EXERCISE DESCRIPTION >>
Convert every line of the rows below into a Markdown table with the columns n and Line, where n is the line's number and Line is its text. Leave out any blank lines.

(Entries taken from a collection)
------------------------------------------------------------------------

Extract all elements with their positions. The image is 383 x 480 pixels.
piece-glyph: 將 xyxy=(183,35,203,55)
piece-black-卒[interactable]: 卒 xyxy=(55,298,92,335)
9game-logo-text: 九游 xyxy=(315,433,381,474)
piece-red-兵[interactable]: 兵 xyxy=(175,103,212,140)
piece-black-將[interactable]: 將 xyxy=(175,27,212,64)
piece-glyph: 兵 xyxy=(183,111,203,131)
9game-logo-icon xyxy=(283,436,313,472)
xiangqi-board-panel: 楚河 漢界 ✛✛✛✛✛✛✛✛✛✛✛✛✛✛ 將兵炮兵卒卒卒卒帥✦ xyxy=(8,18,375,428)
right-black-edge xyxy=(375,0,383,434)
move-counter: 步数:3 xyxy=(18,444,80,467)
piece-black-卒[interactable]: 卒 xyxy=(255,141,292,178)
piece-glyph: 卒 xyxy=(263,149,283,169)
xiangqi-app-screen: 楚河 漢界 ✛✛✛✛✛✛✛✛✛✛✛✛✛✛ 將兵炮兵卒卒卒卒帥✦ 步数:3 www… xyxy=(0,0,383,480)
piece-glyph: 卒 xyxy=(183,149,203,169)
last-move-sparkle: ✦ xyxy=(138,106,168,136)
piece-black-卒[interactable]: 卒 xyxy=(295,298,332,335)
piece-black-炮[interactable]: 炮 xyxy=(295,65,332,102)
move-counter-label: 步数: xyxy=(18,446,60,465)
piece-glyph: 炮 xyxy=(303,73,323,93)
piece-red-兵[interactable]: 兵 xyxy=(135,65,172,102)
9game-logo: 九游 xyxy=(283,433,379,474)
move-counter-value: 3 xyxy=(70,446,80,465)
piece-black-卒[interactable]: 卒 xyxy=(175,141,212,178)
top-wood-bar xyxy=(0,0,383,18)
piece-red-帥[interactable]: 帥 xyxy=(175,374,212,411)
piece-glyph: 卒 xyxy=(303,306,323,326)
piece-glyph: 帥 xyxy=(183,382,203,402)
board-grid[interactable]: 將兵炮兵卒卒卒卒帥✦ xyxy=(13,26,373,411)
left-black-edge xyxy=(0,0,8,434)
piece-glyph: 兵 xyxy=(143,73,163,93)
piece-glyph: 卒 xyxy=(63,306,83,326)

------------------------------------------------------------------------

THE COMPLETED TASK >>
| n | Line |
|---|---|
| 1 | Extract all elements with their positions. The image is 383 x 480 pixels. |
| 2 | piece-glyph: 將 xyxy=(183,35,203,55) |
| 3 | piece-black-卒[interactable]: 卒 xyxy=(55,298,92,335) |
| 4 | 9game-logo-text: 九游 xyxy=(315,433,381,474) |
| 5 | piece-red-兵[interactable]: 兵 xyxy=(175,103,212,140) |
| 6 | piece-black-將[interactable]: 將 xyxy=(175,27,212,64) |
| 7 | piece-glyph: 兵 xyxy=(183,111,203,131) |
| 8 | 9game-logo-icon xyxy=(283,436,313,472) |
| 9 | xiangqi-board-panel: 楚河 漢界 ✛✛✛✛✛✛✛✛✛✛✛✛✛✛ 將兵炮兵卒卒卒卒帥✦ xyxy=(8,18,375,428) |
| 10 | right-black-edge xyxy=(375,0,383,434) |
| 11 | move-counter: 步数:3 xyxy=(18,444,80,467) |
| 12 | piece-black-卒[interactable]: 卒 xyxy=(255,141,292,178) |
| 13 | piece-glyph: 卒 xyxy=(263,149,283,169) |
| 14 | xiangqi-app-screen: 楚河 漢界 ✛✛✛✛✛✛✛✛✛✛✛✛✛✛ 將兵炮兵卒卒卒卒帥✦ 步数:3 www… xyxy=(0,0,383,480) |
| 15 | piece-glyph: 卒 xyxy=(183,149,203,169) |
| 16 | last-move-sparkle: ✦ xyxy=(138,106,168,136) |
| 17 | piece-black-卒[interactable]: 卒 xyxy=(295,298,332,335) |
| 18 | piece-black-炮[interactable]: 炮 xyxy=(295,65,332,102) |
| 19 | move-counter-label: 步数: xyxy=(18,446,60,465) |
| 20 | piece-glyph: 炮 xyxy=(303,73,323,93) |
| 21 | piece-red-兵[interactable]: 兵 xyxy=(135,65,172,102) |
| 22 | 9game-logo: 九游 xyxy=(283,433,379,474) |
| 23 | move-counter-value: 3 xyxy=(70,446,80,465) |
| 24 | piece-black-卒[interactable]: 卒 xyxy=(175,141,212,178) |
| 25 | top-wood-bar xyxy=(0,0,383,18) |
| 26 | piece-red-帥[interactable]: 帥 xyxy=(175,374,212,411) |
| 27 | piece-glyph: 卒 xyxy=(303,306,323,326) |
| 28 | piece-glyph: 帥 xyxy=(183,382,203,402) |
| 29 | board-grid[interactable]: 將兵炮兵卒卒卒卒帥✦ xyxy=(13,26,373,411) |
| 30 | left-black-edge xyxy=(0,0,8,434) |
| 31 | piece-glyph: 兵 xyxy=(143,73,163,93) |
| 32 | piece-glyph: 卒 xyxy=(63,306,83,326) |